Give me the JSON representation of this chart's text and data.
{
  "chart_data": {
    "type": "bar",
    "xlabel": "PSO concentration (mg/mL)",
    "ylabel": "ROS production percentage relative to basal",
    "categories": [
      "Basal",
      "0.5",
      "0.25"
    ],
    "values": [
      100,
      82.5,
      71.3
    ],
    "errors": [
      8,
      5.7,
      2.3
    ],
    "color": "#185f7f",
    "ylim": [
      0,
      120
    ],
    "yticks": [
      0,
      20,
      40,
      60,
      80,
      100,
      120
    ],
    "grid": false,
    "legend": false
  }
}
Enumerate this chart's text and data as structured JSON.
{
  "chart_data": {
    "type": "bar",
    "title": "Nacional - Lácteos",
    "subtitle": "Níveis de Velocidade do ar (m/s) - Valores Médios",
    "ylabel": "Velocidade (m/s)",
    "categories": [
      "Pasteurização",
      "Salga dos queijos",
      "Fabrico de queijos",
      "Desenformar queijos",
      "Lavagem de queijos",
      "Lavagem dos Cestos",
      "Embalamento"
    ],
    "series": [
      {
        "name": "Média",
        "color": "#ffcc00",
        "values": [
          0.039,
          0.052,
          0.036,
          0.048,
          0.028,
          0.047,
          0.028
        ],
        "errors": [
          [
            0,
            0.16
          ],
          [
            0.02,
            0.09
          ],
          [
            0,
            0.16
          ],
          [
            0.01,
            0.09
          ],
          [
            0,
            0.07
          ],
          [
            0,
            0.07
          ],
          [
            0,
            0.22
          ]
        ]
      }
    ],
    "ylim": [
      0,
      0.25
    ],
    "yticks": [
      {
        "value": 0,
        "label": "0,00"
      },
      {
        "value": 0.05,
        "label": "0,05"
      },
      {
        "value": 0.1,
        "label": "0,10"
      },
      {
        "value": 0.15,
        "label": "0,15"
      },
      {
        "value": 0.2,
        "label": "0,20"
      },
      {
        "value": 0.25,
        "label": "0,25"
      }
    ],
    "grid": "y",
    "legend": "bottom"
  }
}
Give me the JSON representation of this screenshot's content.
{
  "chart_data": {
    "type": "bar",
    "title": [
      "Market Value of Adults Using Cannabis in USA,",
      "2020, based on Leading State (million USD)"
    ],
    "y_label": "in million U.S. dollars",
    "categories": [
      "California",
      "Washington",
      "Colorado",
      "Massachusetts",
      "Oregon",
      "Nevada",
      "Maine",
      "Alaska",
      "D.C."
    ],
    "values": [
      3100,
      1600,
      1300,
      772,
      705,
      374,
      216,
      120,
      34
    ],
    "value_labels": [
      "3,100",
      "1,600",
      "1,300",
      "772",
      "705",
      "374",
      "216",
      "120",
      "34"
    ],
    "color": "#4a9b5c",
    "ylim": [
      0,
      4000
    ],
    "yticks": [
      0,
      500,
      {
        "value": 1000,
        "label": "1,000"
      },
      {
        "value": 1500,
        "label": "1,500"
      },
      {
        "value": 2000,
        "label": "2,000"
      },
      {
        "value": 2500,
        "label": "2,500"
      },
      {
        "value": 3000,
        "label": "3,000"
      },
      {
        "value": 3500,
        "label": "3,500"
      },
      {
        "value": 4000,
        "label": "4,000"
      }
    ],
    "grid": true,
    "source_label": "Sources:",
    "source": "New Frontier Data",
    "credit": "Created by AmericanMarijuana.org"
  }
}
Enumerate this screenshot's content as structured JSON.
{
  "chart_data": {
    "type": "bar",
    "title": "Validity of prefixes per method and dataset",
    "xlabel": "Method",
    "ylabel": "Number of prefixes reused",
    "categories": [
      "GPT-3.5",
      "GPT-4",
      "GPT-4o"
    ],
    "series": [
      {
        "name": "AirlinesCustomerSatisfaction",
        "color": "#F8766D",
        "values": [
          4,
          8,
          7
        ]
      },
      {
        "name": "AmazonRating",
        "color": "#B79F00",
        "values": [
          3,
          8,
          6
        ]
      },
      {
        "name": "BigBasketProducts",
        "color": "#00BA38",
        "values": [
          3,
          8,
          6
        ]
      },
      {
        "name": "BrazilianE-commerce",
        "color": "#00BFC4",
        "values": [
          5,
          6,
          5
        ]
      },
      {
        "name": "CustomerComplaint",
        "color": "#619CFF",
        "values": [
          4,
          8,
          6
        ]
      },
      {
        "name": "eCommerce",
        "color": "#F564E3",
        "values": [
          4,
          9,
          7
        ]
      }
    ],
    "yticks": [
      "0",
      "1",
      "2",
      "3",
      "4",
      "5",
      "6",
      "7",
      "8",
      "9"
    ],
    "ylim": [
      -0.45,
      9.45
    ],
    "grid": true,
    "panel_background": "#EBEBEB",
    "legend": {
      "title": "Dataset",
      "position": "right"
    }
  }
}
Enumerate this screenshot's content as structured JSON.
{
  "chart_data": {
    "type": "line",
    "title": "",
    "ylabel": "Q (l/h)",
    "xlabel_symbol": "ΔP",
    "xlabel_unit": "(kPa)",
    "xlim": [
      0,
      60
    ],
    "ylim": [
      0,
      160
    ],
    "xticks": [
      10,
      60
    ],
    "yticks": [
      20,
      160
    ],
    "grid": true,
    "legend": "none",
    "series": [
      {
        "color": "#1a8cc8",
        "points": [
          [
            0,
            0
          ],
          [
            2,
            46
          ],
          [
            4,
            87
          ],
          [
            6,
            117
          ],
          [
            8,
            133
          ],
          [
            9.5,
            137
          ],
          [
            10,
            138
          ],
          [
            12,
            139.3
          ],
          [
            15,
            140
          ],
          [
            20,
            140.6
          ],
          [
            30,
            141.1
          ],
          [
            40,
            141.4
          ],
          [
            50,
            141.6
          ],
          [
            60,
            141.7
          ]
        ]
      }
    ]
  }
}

• The task
Copy all lines from the material that include "prefixes".

• Worked solution
    "title": "Validity of prefixes per method and dataset",
    "ylabel": "Number of prefixes reused",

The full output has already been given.